# START OF DATASET

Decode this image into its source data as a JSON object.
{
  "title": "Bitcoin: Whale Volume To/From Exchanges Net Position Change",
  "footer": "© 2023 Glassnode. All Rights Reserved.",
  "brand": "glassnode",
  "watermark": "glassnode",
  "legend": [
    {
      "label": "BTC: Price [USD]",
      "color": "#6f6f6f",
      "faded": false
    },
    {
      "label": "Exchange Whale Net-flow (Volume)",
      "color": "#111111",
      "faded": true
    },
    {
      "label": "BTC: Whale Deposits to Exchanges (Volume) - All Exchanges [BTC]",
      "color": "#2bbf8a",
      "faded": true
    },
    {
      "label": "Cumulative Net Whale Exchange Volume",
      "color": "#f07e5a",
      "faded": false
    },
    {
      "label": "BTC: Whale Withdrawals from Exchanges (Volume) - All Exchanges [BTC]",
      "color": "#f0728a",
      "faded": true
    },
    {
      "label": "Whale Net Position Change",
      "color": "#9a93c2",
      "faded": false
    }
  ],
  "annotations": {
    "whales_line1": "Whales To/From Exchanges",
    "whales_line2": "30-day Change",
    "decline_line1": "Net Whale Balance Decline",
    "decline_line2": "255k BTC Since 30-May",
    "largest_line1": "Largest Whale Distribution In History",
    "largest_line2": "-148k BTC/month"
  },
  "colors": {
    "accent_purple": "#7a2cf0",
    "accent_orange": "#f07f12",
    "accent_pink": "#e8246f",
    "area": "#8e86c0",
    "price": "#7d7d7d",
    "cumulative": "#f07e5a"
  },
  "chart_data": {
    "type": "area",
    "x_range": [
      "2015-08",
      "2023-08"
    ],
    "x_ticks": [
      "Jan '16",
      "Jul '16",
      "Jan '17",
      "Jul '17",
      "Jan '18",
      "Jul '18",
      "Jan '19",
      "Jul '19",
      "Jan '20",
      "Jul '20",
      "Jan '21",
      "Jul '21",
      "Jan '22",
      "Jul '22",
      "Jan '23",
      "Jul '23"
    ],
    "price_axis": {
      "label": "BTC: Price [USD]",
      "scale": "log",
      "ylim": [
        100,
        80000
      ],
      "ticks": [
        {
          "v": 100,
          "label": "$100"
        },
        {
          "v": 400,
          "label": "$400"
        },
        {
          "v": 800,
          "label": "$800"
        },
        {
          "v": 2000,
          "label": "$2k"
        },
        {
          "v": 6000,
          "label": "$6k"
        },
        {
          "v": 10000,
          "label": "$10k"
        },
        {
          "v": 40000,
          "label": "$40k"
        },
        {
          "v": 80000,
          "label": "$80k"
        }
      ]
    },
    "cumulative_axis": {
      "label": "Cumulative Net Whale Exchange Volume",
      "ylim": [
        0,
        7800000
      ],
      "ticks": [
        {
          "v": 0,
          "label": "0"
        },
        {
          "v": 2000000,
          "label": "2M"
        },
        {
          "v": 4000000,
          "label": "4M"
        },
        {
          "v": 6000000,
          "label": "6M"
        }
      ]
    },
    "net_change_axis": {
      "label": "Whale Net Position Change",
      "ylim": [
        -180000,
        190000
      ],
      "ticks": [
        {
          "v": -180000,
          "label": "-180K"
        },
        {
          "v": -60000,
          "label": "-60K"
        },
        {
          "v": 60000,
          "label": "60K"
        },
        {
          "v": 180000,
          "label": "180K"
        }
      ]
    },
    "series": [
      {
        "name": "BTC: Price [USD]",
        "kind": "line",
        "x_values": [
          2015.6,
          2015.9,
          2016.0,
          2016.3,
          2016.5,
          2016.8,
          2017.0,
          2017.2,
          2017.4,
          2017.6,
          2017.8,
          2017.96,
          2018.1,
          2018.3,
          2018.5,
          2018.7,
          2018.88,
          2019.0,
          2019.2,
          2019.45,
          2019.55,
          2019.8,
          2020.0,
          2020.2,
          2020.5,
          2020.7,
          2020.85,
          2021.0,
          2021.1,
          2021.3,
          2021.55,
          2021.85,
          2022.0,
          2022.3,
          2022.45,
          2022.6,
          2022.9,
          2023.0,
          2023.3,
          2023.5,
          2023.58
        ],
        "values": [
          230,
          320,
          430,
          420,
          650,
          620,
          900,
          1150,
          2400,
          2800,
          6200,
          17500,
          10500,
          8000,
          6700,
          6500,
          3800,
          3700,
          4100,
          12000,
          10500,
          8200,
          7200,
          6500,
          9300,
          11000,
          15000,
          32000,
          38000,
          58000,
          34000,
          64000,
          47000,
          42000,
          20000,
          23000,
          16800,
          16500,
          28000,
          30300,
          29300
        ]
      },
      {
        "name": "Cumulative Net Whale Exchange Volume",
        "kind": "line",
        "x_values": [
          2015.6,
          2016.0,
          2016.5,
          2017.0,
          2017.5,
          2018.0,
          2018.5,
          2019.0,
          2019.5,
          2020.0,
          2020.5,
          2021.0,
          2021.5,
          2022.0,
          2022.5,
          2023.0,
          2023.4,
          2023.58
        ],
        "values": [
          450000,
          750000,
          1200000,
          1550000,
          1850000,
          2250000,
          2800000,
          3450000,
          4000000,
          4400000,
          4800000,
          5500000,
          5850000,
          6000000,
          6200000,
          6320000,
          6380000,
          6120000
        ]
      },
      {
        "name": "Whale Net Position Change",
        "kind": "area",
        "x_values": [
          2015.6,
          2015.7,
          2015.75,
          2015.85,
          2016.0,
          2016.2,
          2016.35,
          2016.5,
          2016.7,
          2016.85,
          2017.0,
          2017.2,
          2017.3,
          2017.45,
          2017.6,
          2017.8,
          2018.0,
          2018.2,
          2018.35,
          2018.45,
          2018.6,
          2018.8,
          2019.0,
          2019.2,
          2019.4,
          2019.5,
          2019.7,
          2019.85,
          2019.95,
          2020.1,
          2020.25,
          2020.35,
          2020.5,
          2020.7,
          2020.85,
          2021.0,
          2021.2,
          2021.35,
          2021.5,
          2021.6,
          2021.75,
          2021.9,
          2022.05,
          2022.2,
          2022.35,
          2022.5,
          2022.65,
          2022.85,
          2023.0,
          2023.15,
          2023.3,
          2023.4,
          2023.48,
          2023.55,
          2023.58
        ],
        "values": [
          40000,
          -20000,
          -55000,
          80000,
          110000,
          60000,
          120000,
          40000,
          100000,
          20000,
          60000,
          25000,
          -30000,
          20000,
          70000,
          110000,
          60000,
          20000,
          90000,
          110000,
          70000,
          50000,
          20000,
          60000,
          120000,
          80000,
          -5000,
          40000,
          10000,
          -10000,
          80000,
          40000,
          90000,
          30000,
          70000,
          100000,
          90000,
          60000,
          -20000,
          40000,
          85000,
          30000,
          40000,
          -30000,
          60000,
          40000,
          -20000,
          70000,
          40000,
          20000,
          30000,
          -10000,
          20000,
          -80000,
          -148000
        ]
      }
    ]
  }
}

# END OF DATASET

**TASK OBJECTIVE**
Pick out every line of the listing containing the word "Exchanges", and show those lines.

**SOLUTION**
  "title": "Bitcoin: Whale Volume To/From Exchanges Net Position Change",
      "label": "BTC: Whale Deposits to Exchanges (Volume) - All Exchanges [BTC]",
      "label": "BTC: Whale Withdrawals from Exchanges (Volume) - All Exchanges [BTC]",
    "whales_line1": "Whales To/From Exchanges",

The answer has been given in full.